Wednesday, August 9, 2017

Fr. Martin's New Book

I'm about half way through Fr. James Martin's new book, Building a Bridge: How the Catholic Church and the LGBT Community Can Enter into a Relationship of Respect, Compassion, and Sensitivity. It only took me one rather short reading session to get through 50 pages. I don't think I've ever rolled my eyes while reading a book written by a priest as much as I have with this book, which is funny because at one point Fr. Martin notes that the reader is probably rolling his eyes. The closest I get to rolling my eyes with other Church leaders is when I read things Pope Francis says sometimes. Maybe it's a Jesuit thing.

Fr. Martin argues like a lawyer or a politician, meaning he appears to have a goal in mind and takes whatever step he needs to take to get there, even if it means being subtle, crafty, slightly manipulative (dare I say deceptive?). He makes cheap shots at times, employs a few scare words, and relies on the unquestioned assumptions of readers. I find that many things he says are unpersuasive if you just ask a few deeper questions. That being said, the assumptions he relies on are ones generally accepted by everyone in our culture, so it would be persuasive to many and meet them where they're at, so to speak.

As an example, he says that everyone deserves respect, and part of being respectful means calling people by the labels they choose for themselves. Therefore, the Catholic hierarchy should not use any terms for LGBT+ people except the terms they choose for themselves. But do we really believe everyone deserves respect? Do we really believe respecting people requires calling them by whatever they wish to be called? If a terrorist told Fr. Martin he preferred to be called "martyr" or "God's chosen servant", would Fr. Martin use the terrorist's self-chosen labels? Ah, but a terrorist doesn't deserve respect! But just a minute ago everyone deserved respect? Well, then, everyone, except every guilty person, deserves respect. Who, then is innocent? A murderer isn't innocent and so I can call him a murderer even if he doesn't like the term. What about a divorced and remarried person? If he is not innocent, then he needs not have any of my respect, and I can call him an adulterer and still be a charitable Christian. And if a senator said a lie two decades ago, perhaps I can address him as liar when I meet him, or should I address him with respect?

The unquestioned assumptions here are that we believe everyone deserves respect, and that respect means addressing people as they wish to be addressed, when we really don't believe this in practice. I don't call a suicide bomber "God's chosen servant and glorious martyr", even if that's the way he would want to be identified. At this point, I can see someone saying, "How dare you compare an LGBT person to a terrorist or a murderer!" And this reveals another unquestioned assumption, that LGBT people are fundamentally different from murderers or terrorists. Perhaps LGBT people don't want to be compared with murderers and terrorists because they themselves have dehumanized and marginalized murderers and terrorists. A murderer or a terrorist, despite his actions, is still a child of God and fundamentally deserving of love and respect, am I right? What right has an LGBT person (or any other sinner) to accept for himself God's unconditional love and forgiveness and acceptance but to deny this for other types of sinners? What right have I to say that, despite of my continuing sinfulness, I am on the innocent side of the line and deserve respect, while at the same time another person's sins places him on the guilty side, and he deserves none?

== Written exercise 1 ==
Reproduce a passage of the post on Fr. Martin's book word for word, beginning at the words "Wednesday, August 9, 2017" and stopping after the words "a Jesuit thing.".
== Written exercise 2 ==
Write the next part of the post on Fr. Martin's book, continuing from the point at which it stops.
The material that comes next is separate from the post on Fr. Martin's book.

== Source excerpt ==
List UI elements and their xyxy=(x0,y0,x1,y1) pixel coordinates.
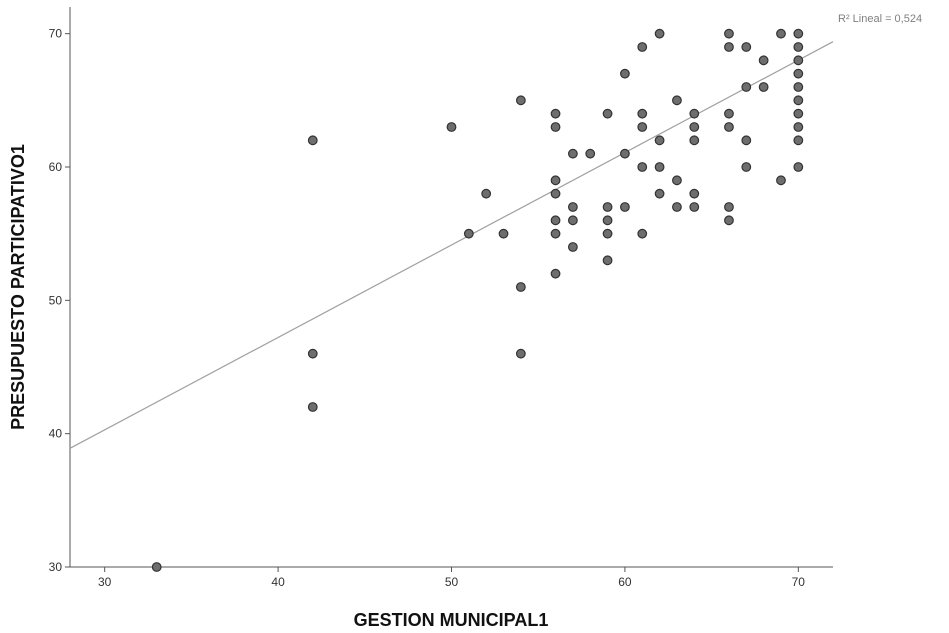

== Exercise output 1 ==
Wednesday, August 9, 2017

Fr. Martin's New Book

I'm about half way through Fr. James Martin's new book, Building a Bridge: How the Catholic Church and the LGBT Community Can Enter into a Relationship of Respect, Compassion, and Sensitivity. It only took me one rather short reading session to get through 50 pages. I don't think I've ever rolled my eyes while reading a book written by a priest as much as I have with this book, which is funny because at one point Fr. Martin notes that the reader is probably rolling his eyes. The closest I get to rolling my eyes with other Church leaders is when I read things Pope Francis says sometimes. Maybe it's a Jesuit thing.

== Exercise output 2 ==
I would argue, ultimately, that every sinner has the right to be treated as a child of God, but not every sinner has the right to have his sinfulness addressed with terms of respect. And so, if a label a person chooses for himself whitewashes or legitimizes sinful behavior he may be engaging in, I think we have the right to refuse to use that label. But, at the same time, we should not use labels that dehumanize or harm people, no matter what their sins may be. A person should not be identified by his sins, neither to praise the sin, nor to dehumanize the person. But this is just my position. 

Now, back to the book...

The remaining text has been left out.